§ **PROBLEM DETAILS**: Skip the pictures. Reproduce all other material exactly.

>> start

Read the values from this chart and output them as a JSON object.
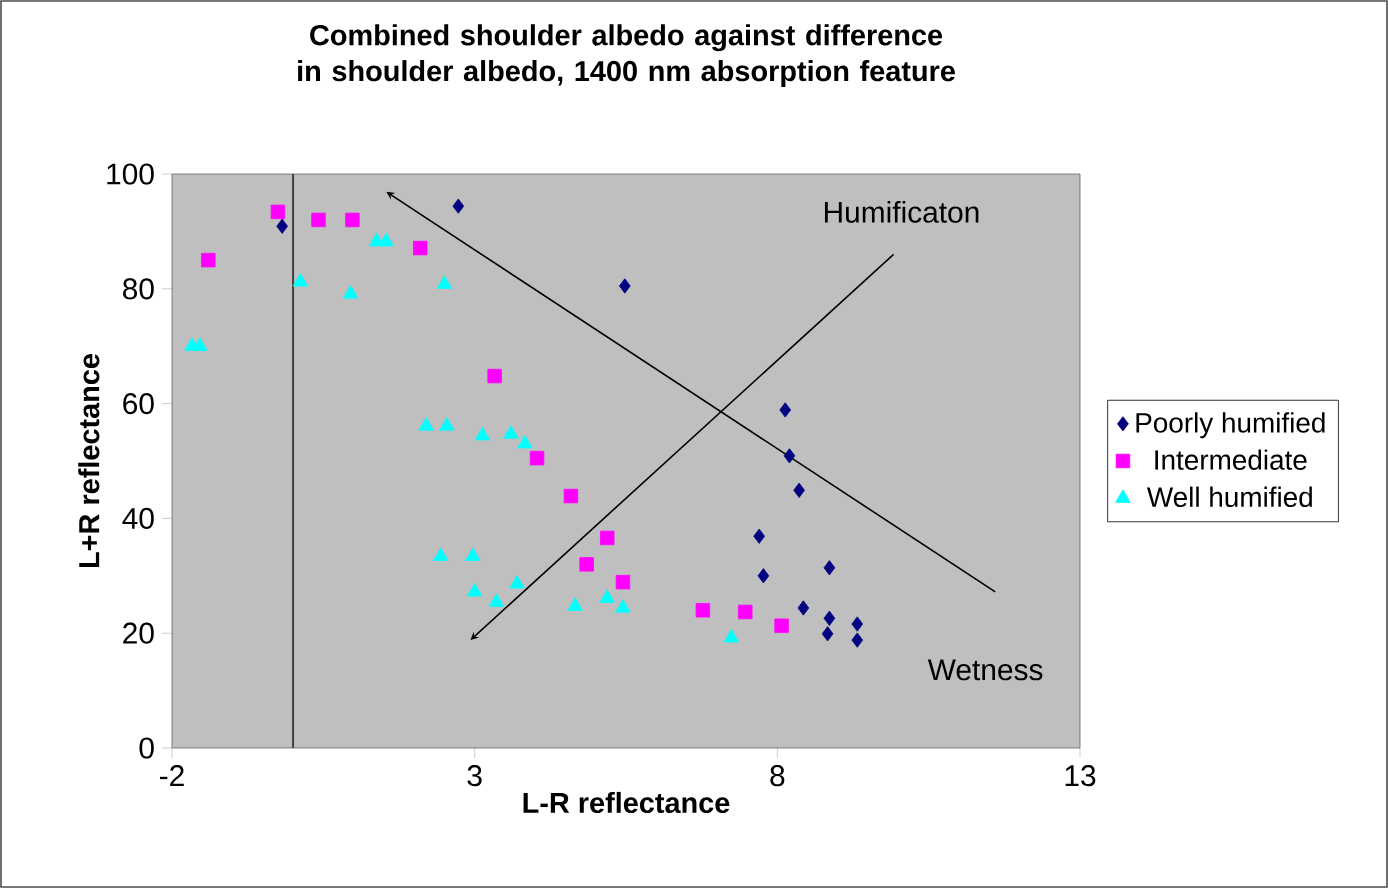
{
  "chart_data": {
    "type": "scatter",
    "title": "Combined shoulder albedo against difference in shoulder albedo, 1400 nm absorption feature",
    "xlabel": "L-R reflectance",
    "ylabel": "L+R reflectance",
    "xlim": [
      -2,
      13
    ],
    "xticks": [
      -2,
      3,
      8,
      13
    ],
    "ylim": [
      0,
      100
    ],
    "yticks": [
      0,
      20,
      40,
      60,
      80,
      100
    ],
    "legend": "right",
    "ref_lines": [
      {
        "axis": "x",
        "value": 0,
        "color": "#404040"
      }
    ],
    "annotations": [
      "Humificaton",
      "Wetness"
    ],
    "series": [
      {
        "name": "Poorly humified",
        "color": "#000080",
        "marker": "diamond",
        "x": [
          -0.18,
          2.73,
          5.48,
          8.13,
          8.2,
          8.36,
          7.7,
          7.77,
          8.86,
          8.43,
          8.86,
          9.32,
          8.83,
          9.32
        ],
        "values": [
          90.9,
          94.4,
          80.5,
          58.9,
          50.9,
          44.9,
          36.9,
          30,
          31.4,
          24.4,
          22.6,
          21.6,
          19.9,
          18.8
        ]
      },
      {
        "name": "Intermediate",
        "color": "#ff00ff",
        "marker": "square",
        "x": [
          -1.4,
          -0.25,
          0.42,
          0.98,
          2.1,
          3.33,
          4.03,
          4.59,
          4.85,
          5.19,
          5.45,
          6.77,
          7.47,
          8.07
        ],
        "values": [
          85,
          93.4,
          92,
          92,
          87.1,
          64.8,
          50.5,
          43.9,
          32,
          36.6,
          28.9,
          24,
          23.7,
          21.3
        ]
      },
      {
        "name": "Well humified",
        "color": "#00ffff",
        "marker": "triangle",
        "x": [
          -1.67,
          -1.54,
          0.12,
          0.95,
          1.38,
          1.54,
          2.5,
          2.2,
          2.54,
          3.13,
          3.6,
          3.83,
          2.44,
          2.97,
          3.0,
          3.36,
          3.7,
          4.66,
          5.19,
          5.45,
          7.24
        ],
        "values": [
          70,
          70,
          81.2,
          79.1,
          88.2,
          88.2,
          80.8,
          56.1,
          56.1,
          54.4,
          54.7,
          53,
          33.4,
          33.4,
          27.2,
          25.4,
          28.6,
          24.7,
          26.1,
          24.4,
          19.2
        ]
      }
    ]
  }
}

>> end

§ **OUTPUT OF THE TASK**:
Read the values from this chart and output them as a JSON object.
{
  "chart_data": {
    "type": "scatter",
    "title": "Combined shoulder albedo against difference in shoulder albedo, 1400 nm absorption feature",
    "xlabel": "L-R reflectance",
    "ylabel": "L+R reflectance",
    "xlim": [
      -2,
      13
    ],
    "xticks": [
      -2,
      3,
      8,
      13
    ],
    "ylim": [
      0,
      100
    ],
    "yticks": [
      0,
      20,
      40,
      60,
      80,
      100
    ],
    "legend": "right",
    "ref_lines": [
      {
        "axis": "x",
        "value": 0,
        "color": "#404040"
      }
    ],
    "annotations": [
      "Humificaton",
      "Wetness"
    ],
    "series": [
      {
        "name": "Poorly humified",
        "color": "#000080",
        "marker": "diamond",
        "x": [
          -0.18,
          2.73,
          5.48,
          8.13,
          8.2,
          8.36,
          7.7,
          7.77,
          8.86,
          8.43,
          8.86,
          9.32,
          8.83,
          9.32
        ],
        "values": [
          90.9,
          94.4,
          80.5,
          58.9,
          50.9,
          44.9,
          36.9,
          30,
          31.4,
          24.4,
          22.6,
          21.6,
          19.9,
          18.8
        ]
      },
      {
        "name": "Intermediate",
        "color": "#ff00ff",
        "marker": "square",
        "x": [
          -1.4,
          -0.25,
          0.42,
          0.98,
          2.1,
          3.33,
          4.03,
          4.59,
          4.85,
          5.19,
          5.45,
          6.77,
          7.47,
          8.07
        ],
        "values": [
          85,
          93.4,
          92,
          92,
          87.1,
          64.8,
          50.5,
          43.9,
          32,
          36.6,
          28.9,
          24,
          23.7,
          21.3
        ]
      },
      {
        "name": "Well humified",
        "color": "#00ffff",
        "marker": "triangle",
        "x": [
          -1.67,
          -1.54,
          0.12,
          0.95,
          1.38,
          1.54,
          2.5,
          2.2,
          2.54,
          3.13,
          3.6,
          3.83,
          2.44,
          2.97,
          3.0,
          3.36,
          3.7,
          4.66,
          5.19,
          5.45,
          7.24
        ],
        "values": [
          70,
          70,
          81.2,
          79.1,
          88.2,
          88.2,
          80.8,
          56.1,
          56.1,
          54.4,
          54.7,
          53,
          33.4,
          33.4,
          27.2,
          25.4,
          28.6,
          24.7,
          26.1,
          24.4,
          19.2
        ]
      }
    ]
  }
}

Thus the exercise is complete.